ЗАДАНИЕ A: Перепишите часть фрагмента о Глебе, которая открывается словами «Чтобы досконально исследовать» и завершается словами «что доступно Глебу.», заменив «профильным специалистам» на «узким специалистам».
ЗАДАНИЕ B:
Ответьте на вопросы по фрагменту о Глебе:
(i) Куда нужно ехать, чтобы досконально исследовать здоровье Глеба?
(ii) Сколько минут, по словам многих, Глеб не высидит?
(iii) Кто провёл диагностику?

ФРАГМЕНТ ТЕКСТА:
.....

И вот настолько нам теперь легко. Если мы его «слышим» – то все хорошо.
«Многие говорили, что не обучаем»
Чтобы досконально исследовать здоровье Глеба и уточнить диагноз – нужно ехать в Москву к профильным специалистам. Базовое заключение врача – расстройство аутистического спектра и задержка развития, поэтому первое время мы просто присматривались и пытались нащупать, что доступно Глебу.
Сначала многие нам говорили, что не обучаем, 15 минут не высидит, будет бегать и всем мешать. Я тоже сомневалась, как же его учить, но как заведённая ходила на логопедические занятия, читала книги, чтобы понять, что делать.
Психологи Деревни провели диагностику. Выяснили, что у мальчика нашего «интеллект сохранен», есть логическое мышление, внимание и хорошая память. Он контактный и добрый, просто совсем не был социализирован: никаких правил и границ в его жизни не было. Про него говорили «куда ноги понесут».

.....

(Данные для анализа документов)
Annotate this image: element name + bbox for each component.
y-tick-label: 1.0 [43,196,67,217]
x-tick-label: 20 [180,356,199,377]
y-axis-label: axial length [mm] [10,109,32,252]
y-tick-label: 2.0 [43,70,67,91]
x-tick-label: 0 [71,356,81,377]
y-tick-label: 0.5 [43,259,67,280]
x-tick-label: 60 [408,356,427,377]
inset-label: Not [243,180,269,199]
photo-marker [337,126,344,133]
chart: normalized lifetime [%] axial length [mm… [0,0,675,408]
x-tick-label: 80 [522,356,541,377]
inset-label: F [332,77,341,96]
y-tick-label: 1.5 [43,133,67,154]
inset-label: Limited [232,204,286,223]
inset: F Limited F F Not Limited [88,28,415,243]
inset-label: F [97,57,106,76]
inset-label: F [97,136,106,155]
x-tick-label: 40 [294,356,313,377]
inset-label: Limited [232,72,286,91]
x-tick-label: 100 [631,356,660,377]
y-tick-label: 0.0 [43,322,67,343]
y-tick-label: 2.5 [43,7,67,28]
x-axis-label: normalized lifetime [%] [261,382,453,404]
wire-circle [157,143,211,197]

.....

ИТОГОВЫЙ ОТВЕТ A:
Чтобы досконально исследовать здоровье Глеба и уточнить диагноз – нужно ехать в Москву к узким специалистам. Базовое заключение врача – расстройство аутистического спектра и задержка развития, поэтому первое время мы просто присматривались и пытались нащупать, что доступно Глебу.

ИТОГОВЫЙ ОТВЕТ B:
(i) В Москву, к профильным специалистам.
(ii) 15 минут.
(iii) Психологи Деревни.